Exercise: Repeat every record exactly, but keep images out of the copy.

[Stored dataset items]
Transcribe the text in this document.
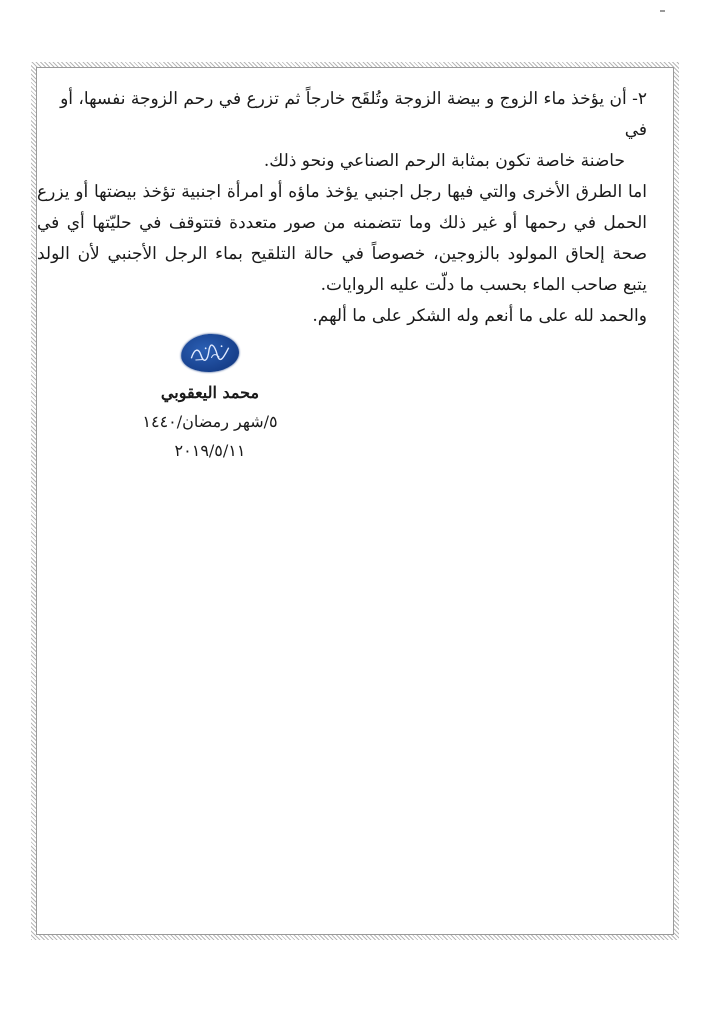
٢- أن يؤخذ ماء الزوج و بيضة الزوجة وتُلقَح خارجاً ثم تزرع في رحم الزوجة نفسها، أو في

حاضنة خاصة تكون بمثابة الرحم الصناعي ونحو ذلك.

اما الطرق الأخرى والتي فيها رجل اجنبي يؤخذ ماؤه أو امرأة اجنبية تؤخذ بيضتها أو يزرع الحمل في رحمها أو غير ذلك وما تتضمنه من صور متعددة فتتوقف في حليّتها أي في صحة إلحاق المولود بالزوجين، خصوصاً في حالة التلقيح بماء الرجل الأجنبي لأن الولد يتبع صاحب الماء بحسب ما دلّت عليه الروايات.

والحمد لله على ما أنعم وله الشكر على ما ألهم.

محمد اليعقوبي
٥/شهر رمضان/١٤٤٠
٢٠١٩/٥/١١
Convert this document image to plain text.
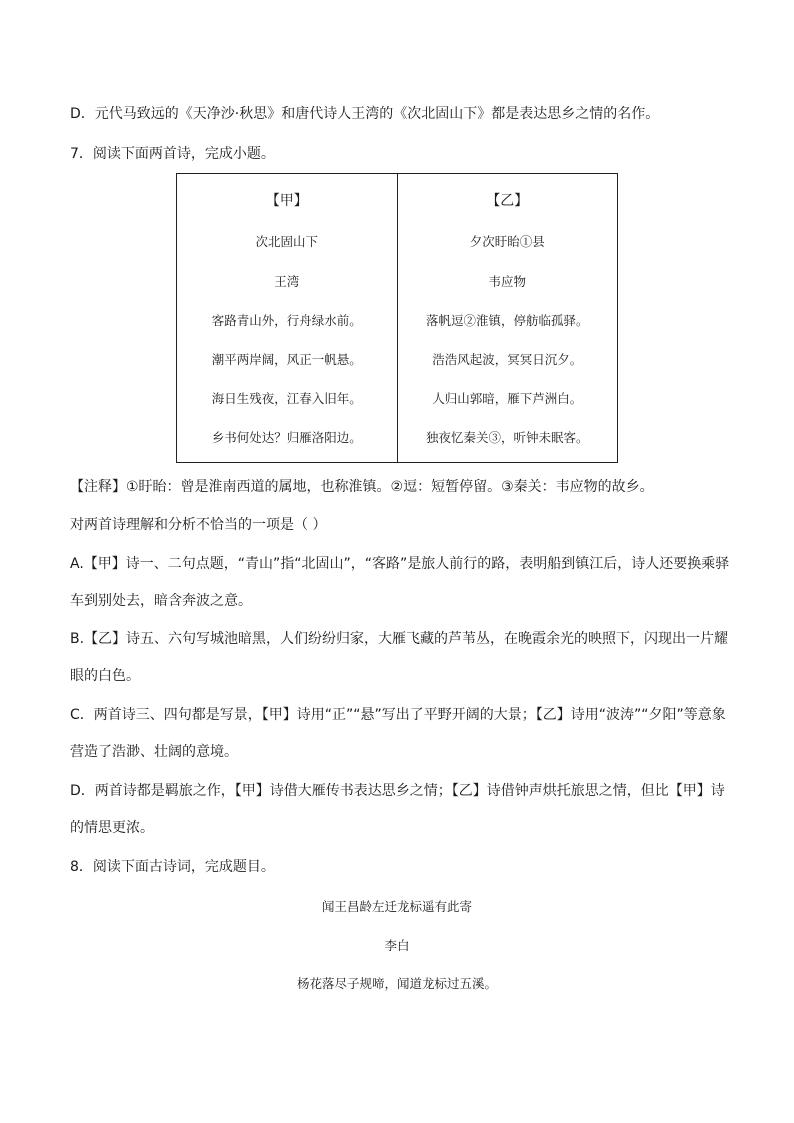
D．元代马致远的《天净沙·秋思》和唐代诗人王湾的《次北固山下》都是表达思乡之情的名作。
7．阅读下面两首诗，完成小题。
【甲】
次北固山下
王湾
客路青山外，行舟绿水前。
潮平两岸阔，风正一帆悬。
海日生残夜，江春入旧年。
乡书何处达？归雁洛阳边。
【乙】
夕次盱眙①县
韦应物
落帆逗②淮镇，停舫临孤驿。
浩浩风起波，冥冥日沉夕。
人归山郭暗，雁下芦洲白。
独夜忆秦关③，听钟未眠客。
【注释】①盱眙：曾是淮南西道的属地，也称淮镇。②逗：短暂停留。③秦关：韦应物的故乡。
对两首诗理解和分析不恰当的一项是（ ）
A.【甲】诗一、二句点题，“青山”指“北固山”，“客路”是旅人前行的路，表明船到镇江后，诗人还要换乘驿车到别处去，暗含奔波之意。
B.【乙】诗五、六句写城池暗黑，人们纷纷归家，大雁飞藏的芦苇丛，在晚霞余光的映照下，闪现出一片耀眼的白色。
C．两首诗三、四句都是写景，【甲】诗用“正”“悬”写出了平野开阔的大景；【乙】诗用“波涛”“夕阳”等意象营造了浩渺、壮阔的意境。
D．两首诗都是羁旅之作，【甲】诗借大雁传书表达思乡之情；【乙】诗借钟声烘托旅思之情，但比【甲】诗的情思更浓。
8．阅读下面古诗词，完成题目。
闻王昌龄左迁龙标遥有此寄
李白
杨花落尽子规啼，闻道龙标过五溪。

Output below:
Transcribe the text in this document.
٢- أن يؤخذ ماء الزوج و بيضة الزوجة وتُلقَح خارجاً ثم تزرع في رحم الزوجة نفسها، أو في

حاضنة خاصة تكون بمثابة الرحم الصناعي ونحو ذلك.

اما الطرق الأخرى والتي فيها رجل اجنبي يؤخذ ماؤه أو امرأة اجنبية تؤخذ بيضتها أو يزرع الحمل في رحمها أو غير ذلك وما تتضمنه من صور متعددة فتتوقف في حليّتها أي في صحة إلحاق المولود بالزوجين، خصوصاً في حالة التلقيح بماء الرجل الأجنبي لأن الولد يتبع صاحب الماء بحسب ما دلّت عليه الروايات.

والحمد لله على ما أنعم وله الشكر على ما ألهم.

محمد اليعقوبي
٥/شهر رمضان/١٤٤٠
٢٠١٩/٥/١١
Convert this document image to plain text.
D．元代马致远的《天净沙·秋思》和唐代诗人王湾的《次北固山下》都是表达思乡之情的名作。
7．阅读下面两首诗，完成小题。
【甲】
次北固山下
王湾
客路青山外，行舟绿水前。
潮平两岸阔，风正一帆悬。
海日生残夜，江春入旧年。
乡书何处达？归雁洛阳边。
【乙】
夕次盱眙①县
韦应物
落帆逗②淮镇，停舫临孤驿。
浩浩风起波，冥冥日沉夕。
人归山郭暗，雁下芦洲白。
独夜忆秦关③，听钟未眠客。
【注释】①盱眙：曾是淮南西道的属地，也称淮镇。②逗：短暂停留。③秦关：韦应物的故乡。
对两首诗理解和分析不恰当的一项是（ ）
A.【甲】诗一、二句点题，“青山”指“北固山”，“客路”是旅人前行的路，表明船到镇江后，诗人还要换乘驿车到别处去，暗含奔波之意。
B.【乙】诗五、六句写城池暗黑，人们纷纷归家，大雁飞藏的芦苇丛，在晚霞余光的映照下，闪现出一片耀眼的白色。
C．两首诗三、四句都是写景，【甲】诗用“正”“悬”写出了平野开阔的大景；【乙】诗用“波涛”“夕阳”等意象营造了浩渺、壮阔的意境。
D．两首诗都是羁旅之作，【甲】诗借大雁传书表达思乡之情；【乙】诗借钟声烘托旅思之情，但比【甲】诗的情思更浓。
8．阅读下面古诗词，完成题目。
闻王昌龄左迁龙标遥有此寄
李白
杨花落尽子规啼，闻道龙标过五溪。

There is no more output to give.